╔══

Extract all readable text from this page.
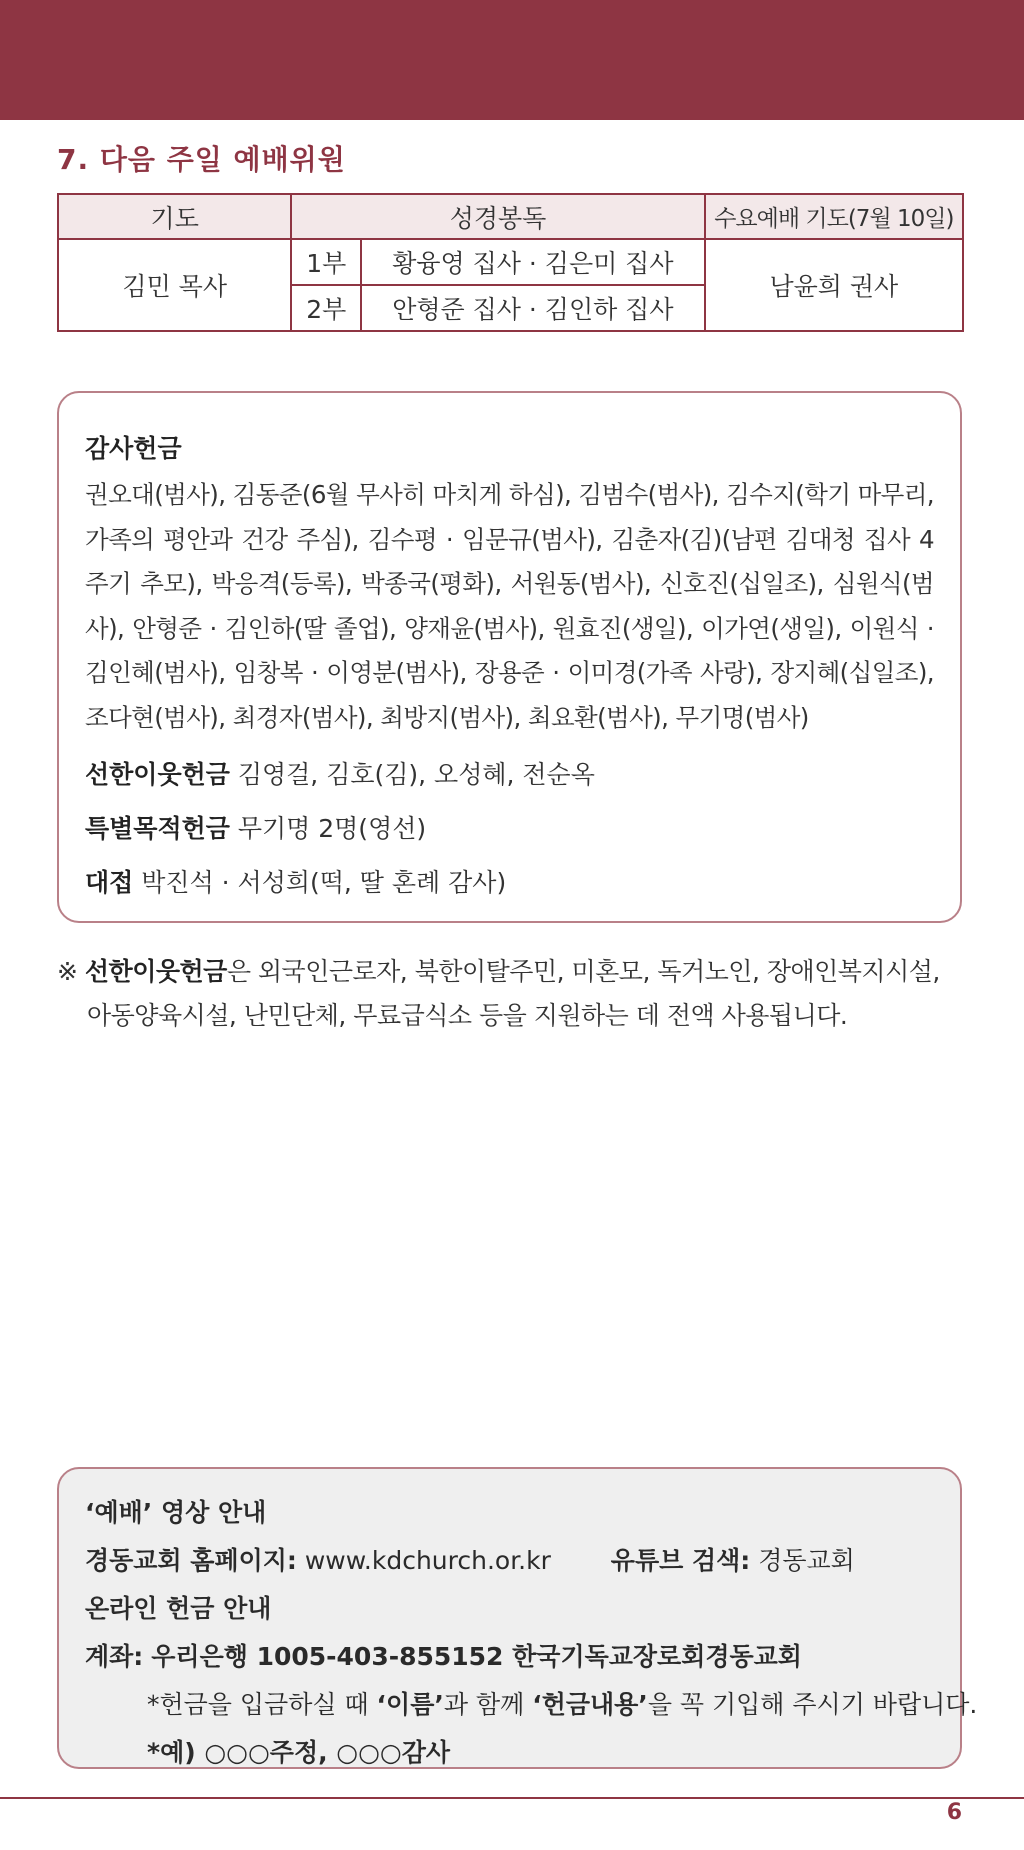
7. 다음 주일 예배위원
기도	성경봉독		수요예배 기도(7월 10일)
김민 목사	1부	황융영 집사 · 김은미 집사	남윤희 권사
	2부	안형준 집사 · 김인하 집사	
감사헌금
권오대(범사), 김동준(6월 무사히 마치게 하심), 김범수(범사), 김수지(학기 마무리, 가족의 평안과 건강 주심), 김수평 · 임문규(범사), 김춘자(김)(남편 김대청 집사 4주기 추모), 박응격(등록), 박종국(평화), 서원동(범사), 신호진(십일조), 심원식(범사), 안형준 · 김인하(딸 졸업), 양재윤(범사), 원효진(생일), 이가연(생일), 이원식 · 김인혜(범사), 임창복 · 이영분(범사), 장용준 · 이미경(가족 사랑), 장지혜(십일조), 조다현(범사), 최경자(범사), 최방지(범사), 최요환(범사), 무기명(범사)
선한이웃헌금 김영걸, 김호(김), 오성혜, 전순옥
특별목적헌금 무기명 2명(영선)
대접 박진석 · 서성희(떡, 딸 혼례 감사)
※ 선한이웃헌금은 외국인근로자, 북한이탈주민, 미혼모, 독거노인, 장애인복지시설,
아동양육시설, 난민단체, 무료급식소 등을 지원하는 데 전액 사용됩니다.
‘예배’ 영상 안내
경동교회 홈페이지: www.kdchurch.or.kr 유튜브 검색: 경동교회
온라인 헌금 안내
계좌: 우리은행 1005-403-855152 한국기독교장로회경동교회
*헌금을 입금하실 때 ‘이름’과 함께 ‘헌금내용’을 꼭 기입해 주시기 바랍니다.
*예) ○○○주정, ○○○감사
6
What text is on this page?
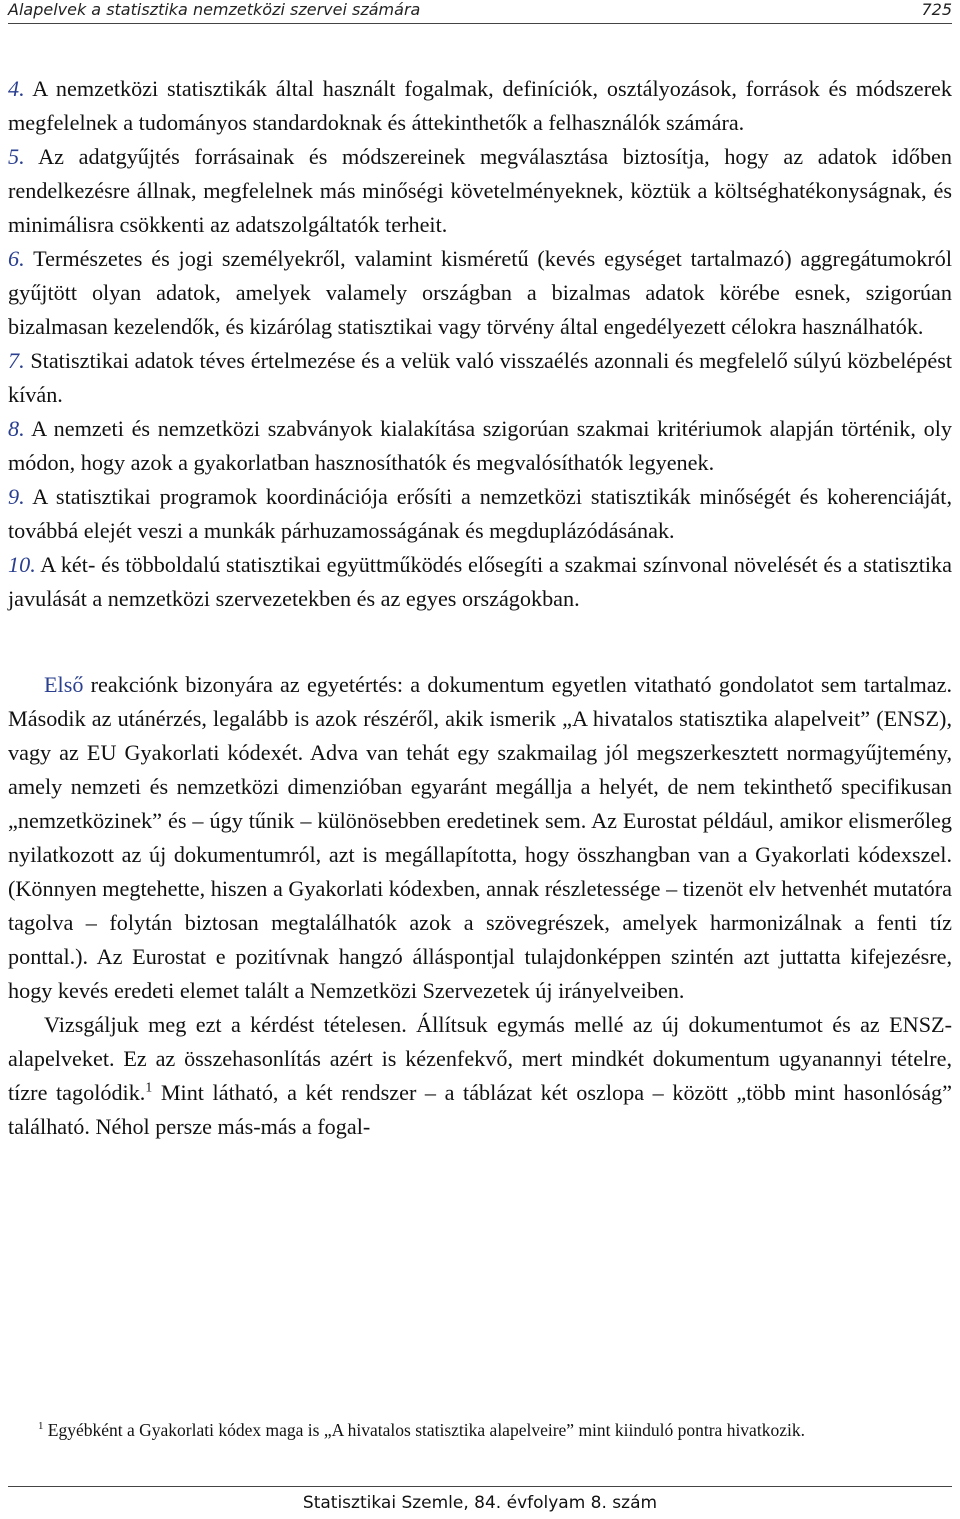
Alapelvek a statisztika nemzetközi szervei számára	725

4. A nemzetközi statisztikák által használt fogalmak, definíciók, osztályozások, források és módszerek megfelelnek a tudományos standardoknak és áttekinthetők a felhasználók számára.

5. Az adatgyűjtés forrásainak és módszereinek megválasztása biztosítja, hogy az adatok időben rendelkezésre állnak, megfelelnek más minőségi követelményeknek, köztük a költséghatékonyságnak, és minimálisra csökkenti az adatszolgáltatók terheit.

6. Természetes és jogi személyekről, valamint kisméretű (kevés egységet tartalmazó) aggregátumokról gyűjtött olyan adatok, amelyek valamely országban a bizalmas adatok körébe esnek, szigorúan bizalmasan kezelendők, és kizárólag statisztikai vagy törvény által engedélyezett célokra használhatók.

7. Statisztikai adatok téves értelmezése és a velük való visszaélés azonnali és megfelelő súlyú közbelépést kíván.

8. A nemzeti és nemzetközi szabványok kialakítása szigorúan szakmai kritériumok alapján történik, oly módon, hogy azok a gyakorlatban hasznosíthatók és megvalósíthatók legyenek.

9. A statisztikai programok koordinációja erősíti a nemzetközi statisztikák minőségét és koherenciáját, továbbá elejét veszi a munkák párhuzamosságának és megduplázódásának.

10. A két- és többoldalú statisztikai együttműködés elősegíti a szakmai színvonal növelését és a statisztika javulását a nemzetközi szervezetekben és az egyes országokban.

Első reakciónk bizonyára az egyetértés: a dokumentum egyetlen vitatható gondolatot sem tartalmaz. Második az utánérzés, legalább is azok részéről, akik ismerik „A hivatalos statisztika alapelveit” (ENSZ), vagy az EU Gyakorlati kódexét. Adva van tehát egy szakmailag jól megszerkesztett normagyűjtemény, amely nemzeti és nemzetközi dimenzióban egyaránt megállja a helyét, de nem tekinthető specifikusan „nemzetközinek” és – úgy tűnik – különösebben eredetinek sem. Az Eurostat például, amikor elismerőleg nyilatkozott az új dokumentumról, azt is megállapította, hogy összhangban van a Gyakorlati kódexszel. (Könnyen megtehette, hiszen a Gyakorlati kódexben, annak részletessége – tizenöt elv hetvenhét mutatóra tagolva – folytán biztosan megtalálhatók azok a szövegrészek, amelyek harmonizálnak a fenti tíz ponttal.). Az Eurostat e pozitívnak hangzó álláspontjal tulajdonképpen szintén azt juttatta kifejezésre, hogy kevés eredeti elemet talált a Nemzetközi Szervezetek új irányelveiben.

Vizsgáljuk meg ezt a kérdést tételesen. Állítsuk egymás mellé az új dokumentumot és az ENSZ-alapelveket. Ez az összehasonlítás azért is kézenfekvő, mert mindkét dokumentum ugyanannyi tételre, tízre tagolódik.$^1$ Mint látható, a két rendszer – a táblázat két oszlopa – között „több mint hasonlóság” található. Néhol persze más-más a fogal-

$^1$ Egyébként a Gyakorlati kódex maga is „A hivatalos statisztika alapelveire” mint kiinduló pontra hivatkozik.
Statisztikai Szemle, 84. évfolyam 8. szám
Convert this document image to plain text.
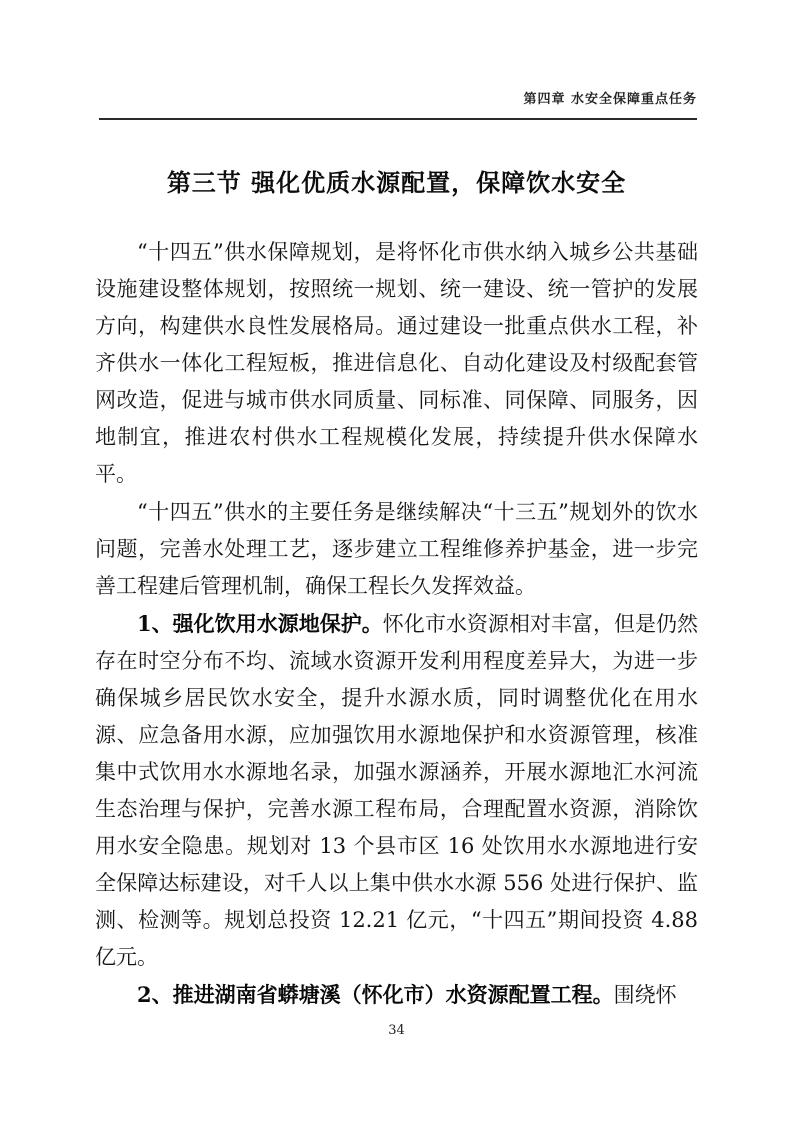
第四章 水安全保障重点任务
第三节 强化优质水源配置，保障饮水安全

“十四五”供水保障规划，是将怀化市供水纳入城乡公共基础设施建设整体规划，按照统一规划、统一建设、统一管护的发展方向，构建供水良性发展格局。通过建设一批重点供水工程，补齐供水一体化工程短板，推进信息化、自动化建设及村级配套管网改造，促进与城市供水同质量、同标准、同保障、同服务，因地制宜，推进农村供水工程规模化发展，持续提升供水保障水平。

“十四五”供水的主要任务是继续解决“十三五”规划外的饮水问题，完善水处理工艺，逐步建立工程维修养护基金，进一步完善工程建后管理机制，确保工程长久发挥效益。

1、强化饮用水源地保护。怀化市水资源相对丰富，但是仍然存在时空分布不均、流域水资源开发利用程度差异大，为进一步确保城乡居民饮水安全，提升水源水质，同时调整优化在用水源、应急备用水源，应加强饮用水源地保护和水资源管理，核准集中式饮用水水源地名录，加强水源涵养，开展水源地汇水河流生态治理与保护，完善水源工程布局，合理配置水资源，消除饮用水安全隐患。规划对 13 个县市区 16 处饮用水水源地进行安全保障达标建设，对千人以上集中供水水源 556 处进行保护、监测、检测等。规划总投资 12.21 亿元，“十四五”期间投资 4.88 亿元。

2、推进湖南省蟒塘溪（怀化市）水资源配置工程。围绕怀

34
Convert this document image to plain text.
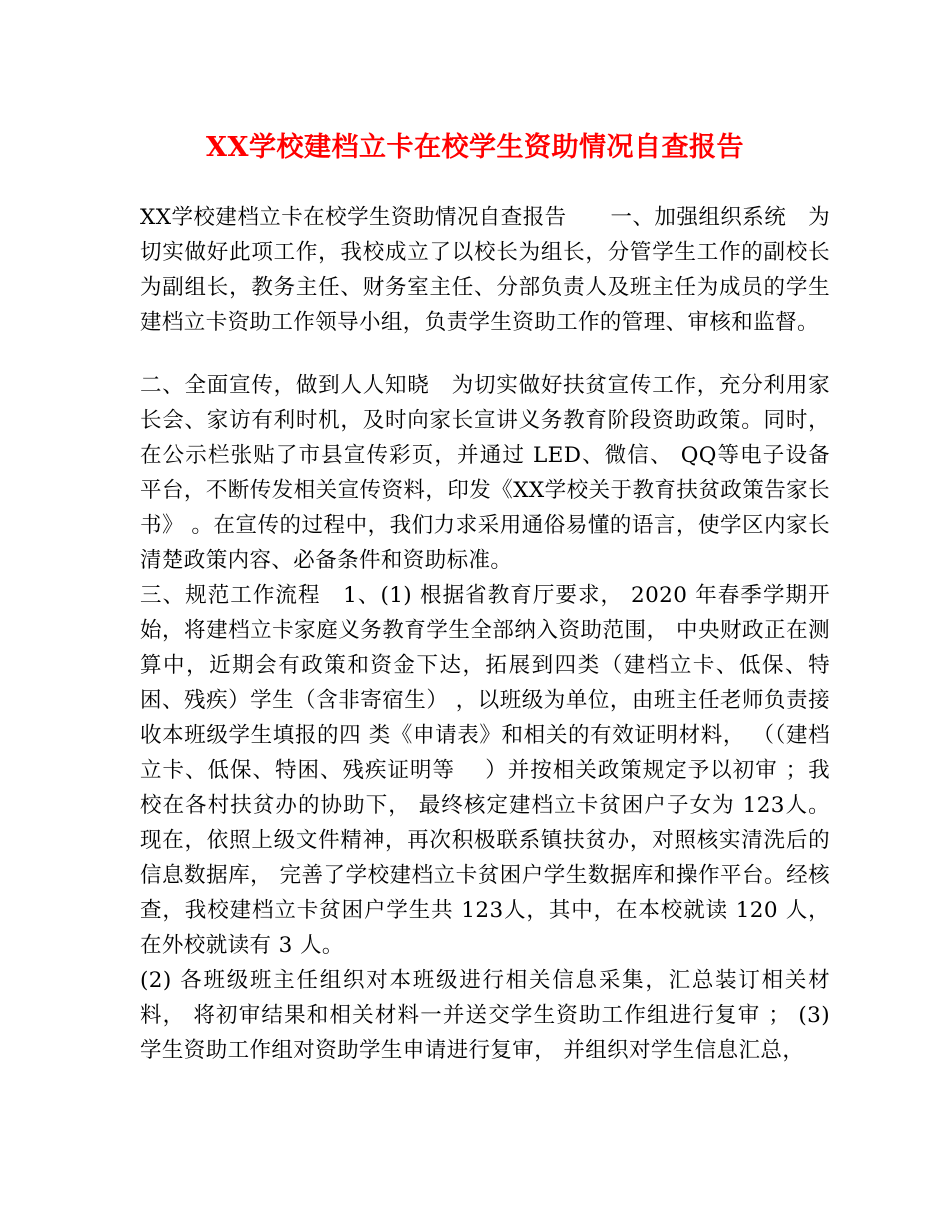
XX学校建档立卡在校学生资助情况自查报告

XX学校建档立卡在校学生资助情况自查报告　　一、加强组织系统　为切实做好此项工作，我校成立了以校长为组长，分管学生工作的副校长为副组长，教务主任、财务室主任、分部负责人及班主任为成员的学生建档立卡资助工作领导小组，负责学生资助工作的管理、审核和监督。

二、全面宣传，做到人人知晓　为切实做好扶贫宣传工作，充分利用家长会、家访有利时机，及时向家长宣讲义务教育阶段资助政策。同时，在公示栏张贴了市县宣传彩页，并通过 LED、微信、 QQ等电子设备平台，不断传发相关宣传资料，印发《XX学校关于教育扶贫政策告家长书》 。在宣传的过程中，我们力求采用通俗易懂的语言，使学区内家长清楚政策内容、必备条件和资助标准。

三、规范工作流程　1、(1) 根据省教育厅要求， 2020 年春季学期开始，将建档立卡家庭义务教育学生全部纳入资助范围， 中央财政正在测算中，近期会有政策和资金下达，拓展到四类（建档立卡、低保、特困、残疾）学生（含非寄宿生） ，以班级为单位，由班主任老师负责接收本班级学生填报的四 类《申请表》和相关的有效证明材料， （（建档立卡、低保、特困、残疾证明等　 ）并按相关政策规定予以初审 ；我校在各村扶贫办的协助下， 最终核定建档立卡贫困户子女为 123人。现在，依照上级文件精神，再次积极联系镇扶贫办，对照核实清洗后的信息数据库， 完善了学校建档立卡贫困户学生数据库和操作平台。经核查，我校建档立卡贫困户学生共 123人，其中，在本校就读 120 人，在外校就读有 3 人。

(2) 各班级班主任组织对本班级进行相关信息采集，汇总装订相关材料， 将初审结果和相关材料一并送交学生资助工作组进行复审 ； (3) 学生资助工作组对资助学生申请进行复审， 并组织对学生信息汇总，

╚══

## WORK TO BE COMPLETED
Find all lines holding the string "this" and copy them.

## CORRECT RESPONSE
Extract all readable text from this page.
What text is on this page?
Convert this document image to plain text.
Convert this document image to plain text.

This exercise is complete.